Below are entries; copy exactly, and only, the lines from the one containing "Convert this screenshot" through their final line, leaving out pictures.

※

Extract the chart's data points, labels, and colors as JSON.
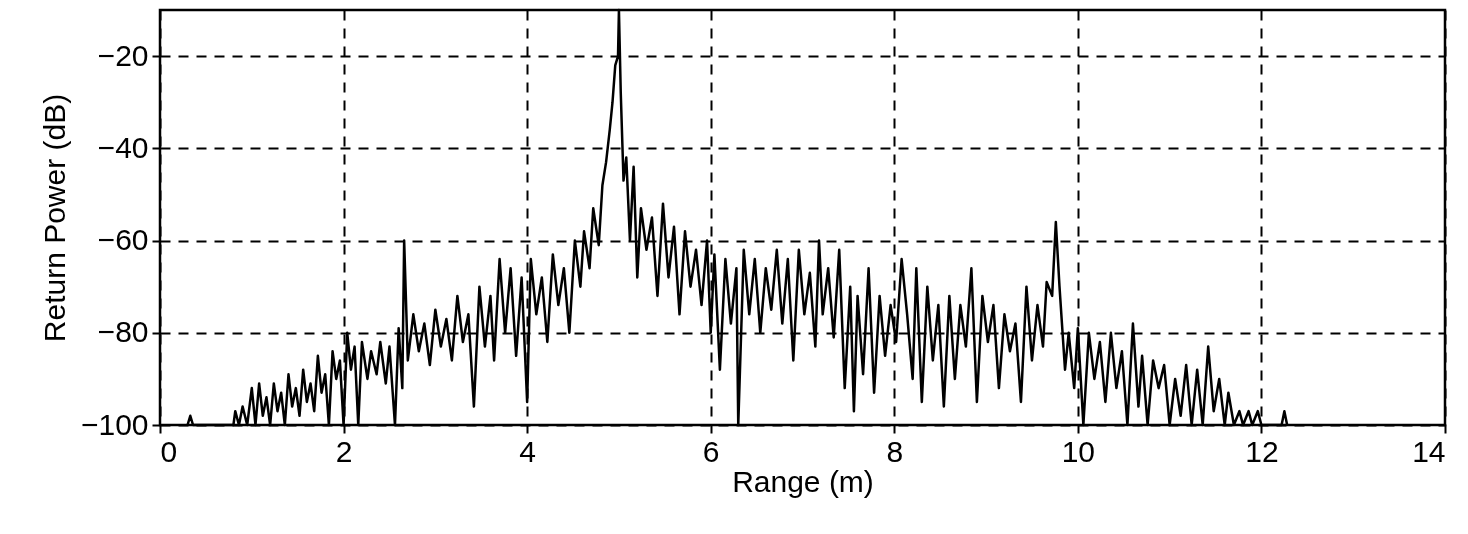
{
  "chart_data": {
    "type": "line",
    "xlabel": "Range (m)",
    "ylabel": "Return Power (dB)",
    "xlim": [
      0,
      14
    ],
    "xticks": [
      0,
      2,
      4,
      6,
      8,
      10,
      12,
      14
    ],
    "ylim": [
      -100,
      -10
    ],
    "yticks": [
      -100,
      -80,
      -60,
      -40,
      -20
    ],
    "grid": true,
    "line_style": "solid",
    "series": [
      {
        "color": "#000000",
        "x": [
          0.3,
          0.33,
          0.36,
          0.8,
          0.82,
          0.86,
          0.9,
          0.95,
          1.0,
          1.04,
          1.08,
          1.12,
          1.16,
          1.2,
          1.24,
          1.28,
          1.32,
          1.36,
          1.4,
          1.44,
          1.48,
          1.52,
          1.56,
          1.6,
          1.64,
          1.68,
          1.72,
          1.76,
          1.8,
          1.84,
          1.88,
          1.92,
          1.96,
          2.0,
          2.04,
          2.08,
          2.12,
          2.16,
          2.2,
          2.26,
          2.3,
          2.36,
          2.4,
          2.46,
          2.5,
          2.56,
          2.6,
          2.64,
          2.66,
          2.7,
          2.76,
          2.82,
          2.88,
          2.94,
          3.0,
          3.06,
          3.12,
          3.18,
          3.24,
          3.3,
          3.36,
          3.42,
          3.48,
          3.54,
          3.6,
          3.64,
          3.7,
          3.76,
          3.82,
          3.88,
          3.94,
          4.0,
          4.04,
          4.1,
          4.16,
          4.22,
          4.28,
          4.34,
          4.4,
          4.46,
          4.52,
          4.58,
          4.62,
          4.68,
          4.72,
          4.78,
          4.82,
          4.86,
          4.9,
          4.93,
          4.96,
          4.99,
          5.0,
          5.02,
          5.05,
          5.08,
          5.12,
          5.16,
          5.2,
          5.24,
          5.3,
          5.36,
          5.42,
          5.48,
          5.54,
          5.6,
          5.66,
          5.72,
          5.78,
          5.84,
          5.9,
          5.96,
          6.0,
          6.04,
          6.1,
          6.16,
          6.22,
          6.28,
          6.3,
          6.36,
          6.42,
          6.48,
          6.54,
          6.6,
          6.66,
          6.72,
          6.78,
          6.84,
          6.9,
          6.96,
          7.02,
          7.08,
          7.14,
          7.18,
          7.22,
          7.28,
          7.34,
          7.4,
          7.46,
          7.52,
          7.56,
          7.6,
          7.66,
          7.72,
          7.78,
          7.84,
          7.9,
          7.96,
          8.02,
          8.08,
          8.14,
          8.2,
          8.24,
          8.3,
          8.36,
          8.42,
          8.48,
          8.54,
          8.6,
          8.66,
          8.72,
          8.78,
          8.84,
          8.9,
          8.96,
          9.02,
          9.08,
          9.14,
          9.2,
          9.26,
          9.32,
          9.38,
          9.44,
          9.5,
          9.56,
          9.62,
          9.66,
          9.72,
          9.76,
          9.8,
          9.86,
          9.9,
          9.96,
          10.0,
          10.06,
          10.12,
          10.18,
          10.24,
          10.3,
          10.36,
          10.42,
          10.48,
          10.54,
          10.6,
          10.66,
          10.7,
          10.76,
          10.82,
          10.88,
          10.94,
          11.0,
          11.06,
          11.12,
          11.18,
          11.24,
          11.3,
          11.36,
          11.42,
          11.48,
          11.54,
          11.6,
          11.64,
          11.7,
          11.76,
          11.8,
          11.86,
          11.9,
          11.96,
          12.0,
          12.22,
          12.25,
          12.28
        ],
        "values": [
          -100,
          -98,
          -100,
          -100,
          -97,
          -100,
          -96,
          -100,
          -92,
          -100,
          -91,
          -98,
          -94,
          -100,
          -91,
          -97,
          -93,
          -100,
          -89,
          -96,
          -92,
          -98,
          -88,
          -95,
          -91,
          -97,
          -85,
          -93,
          -89,
          -100,
          -84,
          -90,
          -86,
          -100,
          -80,
          -88,
          -83,
          -100,
          -82,
          -90,
          -84,
          -89,
          -82,
          -91,
          -83,
          -100,
          -79,
          -92,
          -60,
          -86,
          -76,
          -84,
          -78,
          -87,
          -75,
          -83,
          -77,
          -86,
          -72,
          -82,
          -76,
          -96,
          -70,
          -83,
          -72,
          -86,
          -64,
          -80,
          -66,
          -85,
          -68,
          -95,
          -64,
          -76,
          -68,
          -82,
          -63,
          -74,
          -66,
          -80,
          -60,
          -70,
          -58,
          -66,
          -53,
          -61,
          -48,
          -43,
          -36,
          -30,
          -22,
          -20,
          -10,
          -28,
          -47,
          -42,
          -60,
          -44,
          -68,
          -53,
          -62,
          -55,
          -72,
          -52,
          -68,
          -57,
          -76,
          -58,
          -70,
          -62,
          -74,
          -60,
          -80,
          -63,
          -88,
          -64,
          -78,
          -66,
          -100,
          -62,
          -76,
          -64,
          -80,
          -66,
          -75,
          -62,
          -78,
          -64,
          -86,
          -62,
          -76,
          -67,
          -83,
          -60,
          -76,
          -66,
          -81,
          -62,
          -92,
          -70,
          -97,
          -72,
          -89,
          -66,
          -93,
          -72,
          -85,
          -74,
          -82,
          -64,
          -76,
          -90,
          -66,
          -95,
          -70,
          -86,
          -74,
          -96,
          -72,
          -90,
          -74,
          -83,
          -66,
          -95,
          -72,
          -82,
          -74,
          -92,
          -76,
          -84,
          -78,
          -95,
          -70,
          -86,
          -74,
          -83,
          -69,
          -72,
          -56,
          -70,
          -88,
          -80,
          -92,
          -79,
          -100,
          -80,
          -90,
          -82,
          -95,
          -80,
          -92,
          -84,
          -100,
          -78,
          -96,
          -85,
          -100,
          -86,
          -92,
          -87,
          -100,
          -90,
          -98,
          -87,
          -100,
          -88,
          -100,
          -83,
          -97,
          -90,
          -100,
          -93,
          -100,
          -97,
          -100,
          -97,
          -100,
          -97,
          -100,
          -100,
          -97,
          -100
        ]
      }
    ]
  }
}
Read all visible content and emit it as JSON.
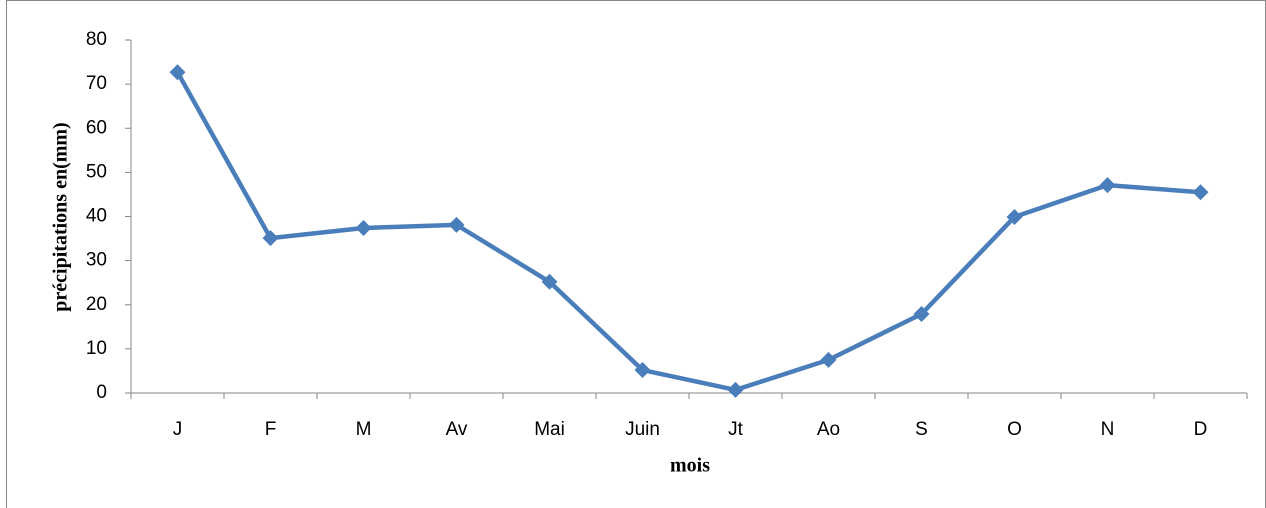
{
  "chart_data": {
    "type": "line",
    "x_label": "mois",
    "y_label": "précipitations en(mm)",
    "categories": [
      "J",
      "F",
      "M",
      "Av",
      "Mai",
      "Juin",
      "Jt",
      "Ao",
      "S",
      "O",
      "N",
      "D"
    ],
    "series": [
      {
        "name": "précipitations",
        "color": "#4a7ebb",
        "values": [
          72.7,
          35.1,
          37.4,
          38.1,
          25.2,
          5.2,
          0.7,
          7.5,
          17.9,
          39.9,
          47.1,
          45.5
        ]
      }
    ],
    "ylim": [
      0,
      80
    ],
    "yticks": [
      0,
      10,
      20,
      30,
      40,
      50,
      60,
      70,
      80
    ],
    "grid": false
  }
}
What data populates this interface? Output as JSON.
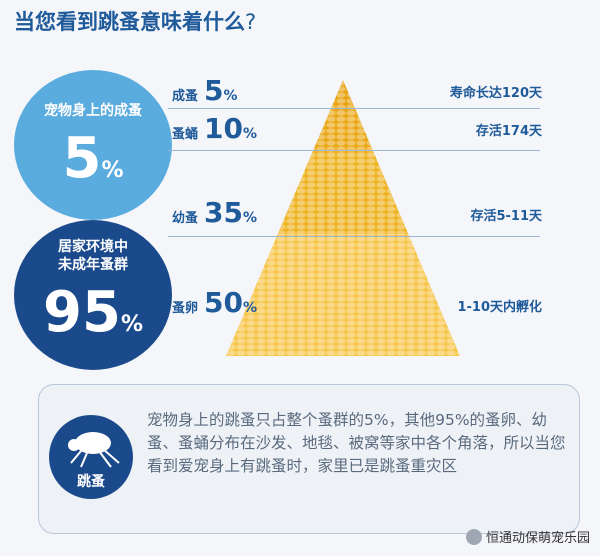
{
  "title": "当您看到跳蚤意味着什么",
  "title_mark": "?",
  "circle_pet": {
    "label": "宠物身上的成蚤",
    "value": "5",
    "unit": "%"
  },
  "circle_home": {
    "label_line1": "居家环境中",
    "label_line2": "未成年蚤群",
    "value": "95",
    "unit": "%"
  },
  "stages": [
    {
      "name": "成蚤",
      "percent": "5",
      "unit": "%",
      "note": "寿命长达120天"
    },
    {
      "name": "蚤蛹",
      "percent": "10",
      "unit": "%",
      "note": "存活174天"
    },
    {
      "name": "幼蚤",
      "percent": "35",
      "unit": "%",
      "note": "存活5-11天"
    },
    {
      "name": "蚤卵",
      "percent": "50",
      "unit": "%",
      "note": "1-10天内孵化"
    }
  ],
  "pyramid_shares": [
    0.05,
    0.1,
    0.35,
    0.5
  ],
  "info": {
    "icon_label": "跳蚤",
    "text": "宠物身上的跳蚤只占整个蚤群的5%，其他95%的蚤卵、幼蚤、蚤蛹分布在沙发、地毯、被窝等家中各个角落，所以当您看到爱宠身上有跳蚤时，家里已是跳蚤重灾区"
  },
  "watermark": "恒通动保萌宠乐园",
  "colors": {
    "dark_blue": "#1b4a8c",
    "light_blue": "#5aacde",
    "gold_dark": "#e8a414",
    "gold_light": "#f7c64c"
  }
}
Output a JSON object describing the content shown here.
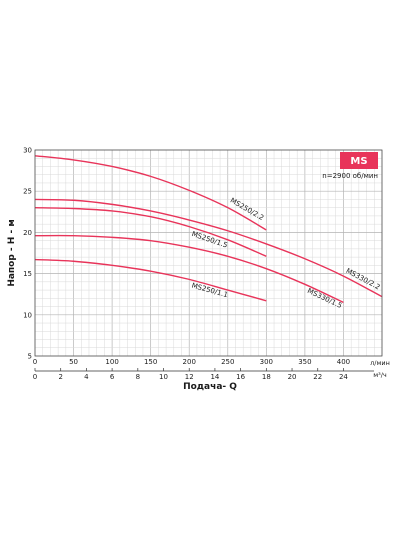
{
  "chart_data": {
    "type": "line",
    "title": "",
    "badge": "MS",
    "speed_note": "n=2900 об/мин",
    "xlabel": "Подача- Q",
    "ylabel": "Напор - Н - м",
    "x_unit_primary": "л/мин",
    "x_unit_secondary": "м³/ч",
    "xlim": [
      0,
      450
    ],
    "ylim": [
      5,
      30
    ],
    "x_ticks_primary": [
      0,
      50,
      100,
      150,
      200,
      250,
      300,
      350,
      400
    ],
    "x_ticks_secondary": [
      0,
      2,
      4,
      6,
      8,
      10,
      12,
      14,
      16,
      18,
      20,
      22,
      24
    ],
    "y_ticks": [
      5,
      10,
      15,
      20,
      25,
      30
    ],
    "grid": true,
    "line_color": "#e8345a",
    "badge_color": "#e8345a",
    "series": [
      {
        "name": "MS250/2.2",
        "x": [
          0,
          50,
          100,
          150,
          200,
          250,
          300
        ],
        "y": [
          29.3,
          28.8,
          28.0,
          26.8,
          25.1,
          23.0,
          20.3
        ]
      },
      {
        "name": "MS330/2.2",
        "x": [
          0,
          50,
          100,
          150,
          200,
          250,
          300,
          350,
          400,
          450
        ],
        "y": [
          24.0,
          23.9,
          23.4,
          22.6,
          21.5,
          20.2,
          18.6,
          16.8,
          14.7,
          12.2
        ]
      },
      {
        "name": "MS250/1.5",
        "x": [
          0,
          50,
          100,
          150,
          200,
          250,
          300
        ],
        "y": [
          23.0,
          22.9,
          22.6,
          21.9,
          20.7,
          19.1,
          17.1
        ]
      },
      {
        "name": "MS330/1.5",
        "x": [
          0,
          50,
          100,
          150,
          200,
          250,
          300,
          350,
          400
        ],
        "y": [
          19.6,
          19.6,
          19.4,
          19.0,
          18.2,
          17.1,
          15.6,
          13.7,
          11.5
        ]
      },
      {
        "name": "MS250/1.1",
        "x": [
          0,
          50,
          100,
          150,
          200,
          250,
          300
        ],
        "y": [
          16.7,
          16.5,
          16.0,
          15.3,
          14.3,
          13.0,
          11.7
        ]
      }
    ]
  }
}
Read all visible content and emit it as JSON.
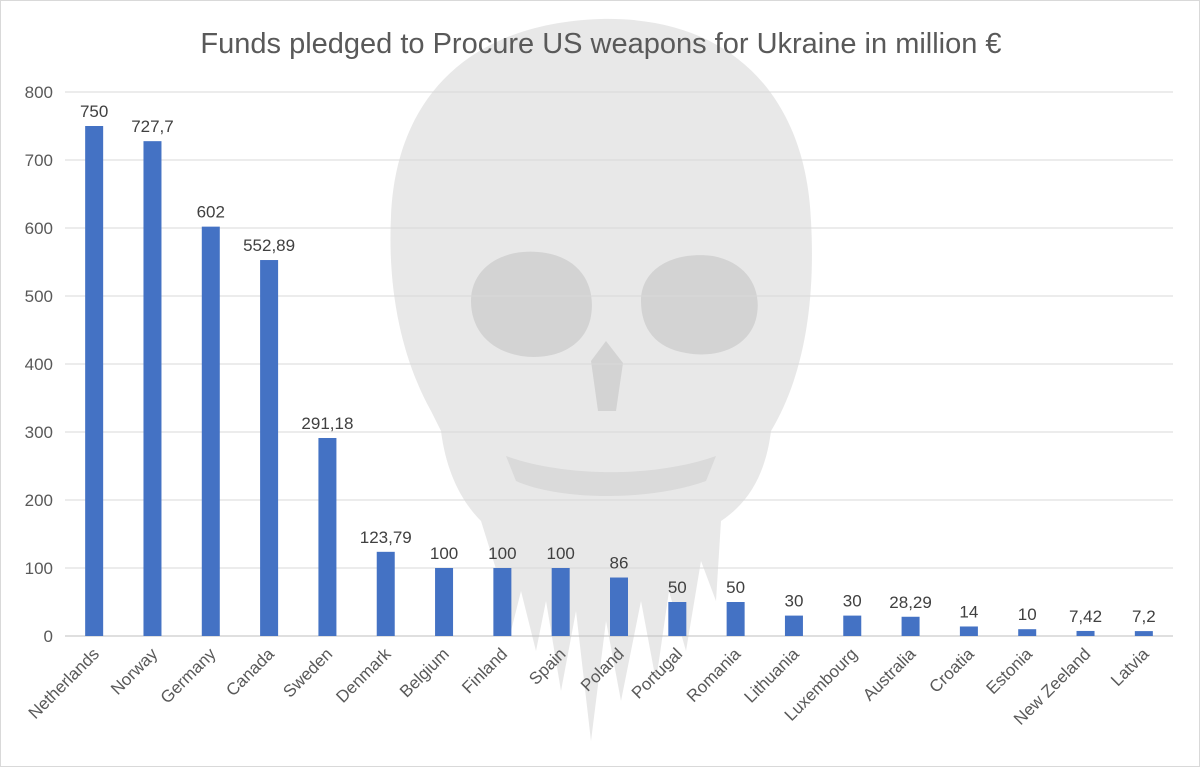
{
  "chart_data": {
    "type": "bar",
    "title": "Funds pledged to Procure US weapons for Ukraine in million €",
    "categories": [
      "Netherlands",
      "Norway",
      "Germany",
      "Canada",
      "Sweden",
      "Denmark",
      "Belgium",
      "Finland",
      "Spain",
      "Poland",
      "Portugal",
      "Romania",
      "Lithuania",
      "Luxembourg",
      "Australia",
      "Croatia",
      "Estonia",
      "New Zeeland",
      "Latvia"
    ],
    "values": [
      750,
      727.7,
      602,
      552.89,
      291.18,
      123.79,
      100,
      100,
      100,
      86,
      50,
      50,
      30,
      30,
      28.29,
      14,
      10,
      7.42,
      7.2
    ],
    "data_labels": [
      "750",
      "727,7",
      "602",
      "552,89",
      "291,18",
      "123,79",
      "100",
      "100",
      "100",
      "86",
      "50",
      "50",
      "30",
      "30",
      "28,29",
      "14",
      "10",
      "7,42",
      "7,2"
    ],
    "yticks": [
      "0",
      "100",
      "200",
      "300",
      "400",
      "500",
      "600",
      "700",
      "800"
    ],
    "ylim": [
      0,
      800
    ],
    "grid": true,
    "legend": "none",
    "bar_color": "#4472c4",
    "watermark": "skull-icon"
  }
}
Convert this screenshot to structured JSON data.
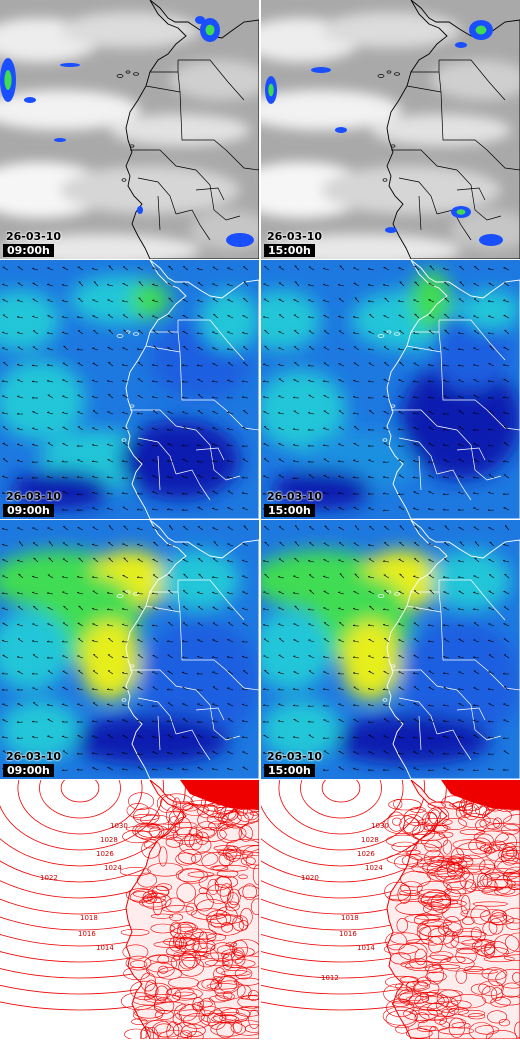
{
  "panels": [
    {
      "row": "satellite",
      "col": 0,
      "date": "26-03-10",
      "time": "09:00h"
    },
    {
      "row": "satellite",
      "col": 1,
      "date": "26-03-10",
      "time": "15:00h"
    },
    {
      "row": "wind-850",
      "col": 0,
      "date": "26-03-10",
      "time": "09:00h"
    },
    {
      "row": "wind-850",
      "col": 1,
      "date": "26-03-10",
      "time": "15:00h"
    },
    {
      "row": "wind-surface",
      "col": 0,
      "date": "26-03-10",
      "time": "09:00h"
    },
    {
      "row": "wind-surface",
      "col": 1,
      "date": "26-03-10",
      "time": "15:00h"
    },
    {
      "row": "pressure",
      "col": 0
    },
    {
      "row": "pressure",
      "col": 1
    }
  ],
  "isobars": {
    "left": [
      "1030",
      "1028",
      "1026",
      "1024",
      "1022",
      "1018",
      "1016",
      "1014"
    ],
    "right": [
      "1030",
      "1028",
      "1026",
      "1024",
      "1020",
      "1018",
      "1016",
      "1014",
      "1012"
    ]
  },
  "colors": {
    "cloud": "#d8d8d8",
    "ocean_blue": "#1d78e0",
    "deep_blue": "#0a1fb0",
    "cyan": "#22c6d8",
    "green": "#3fdc52",
    "yellow": "#e6ee1a",
    "isobar_red": "#ee0000",
    "border": "#000000"
  }
}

※

### Final answer
Convert this screenshot to structured JSON data.
{
  "panels": [
    {
      "row": "satellite",
      "col": 0,
      "date": "26-03-10",
      "time": "09:00h"
    },
    {
      "row": "satellite",
      "col": 1,
      "date": "26-03-10",
      "time": "15:00h"
    },
    {
      "row": "wind-850",
      "col": 0,
      "date": "26-03-10",
      "time": "09:00h"
    },
    {
      "row": "wind-850",
      "col": 1,
      "date": "26-03-10",
      "time": "15:00h"
    },
    {
      "row": "wind-surface",
      "col": 0,
      "date": "26-03-10",
      "time": "09:00h"
    },
    {
      "row": "wind-surface",
      "col": 1,
      "date": "26-03-10",
      "time": "15:00h"
    },
    {
      "row": "pressure",
      "col": 0
    },
    {
      "row": "pressure",
      "col": 1
    }
  ],
  "isobars": {
    "left": [
      "1030",
      "1028",
      "1026",
      "1024",
      "1022",
      "1018",
      "1016",
      "1014"
    ],
    "right": [
      "1030",
      "1028",
      "1026",
      "1024",
      "1020",
      "1018",
      "1016",
      "1014",
      "1012"
    ]
  },
  "colors": {
    "cloud": "#d8d8d8",
    "ocean_blue": "#1d78e0",
    "deep_blue": "#0a1fb0",
    "cyan": "#22c6d8",
    "green": "#3fdc52",
    "yellow": "#e6ee1a",
    "isobar_red": "#ee0000",
    "border": "#000000"
  }
}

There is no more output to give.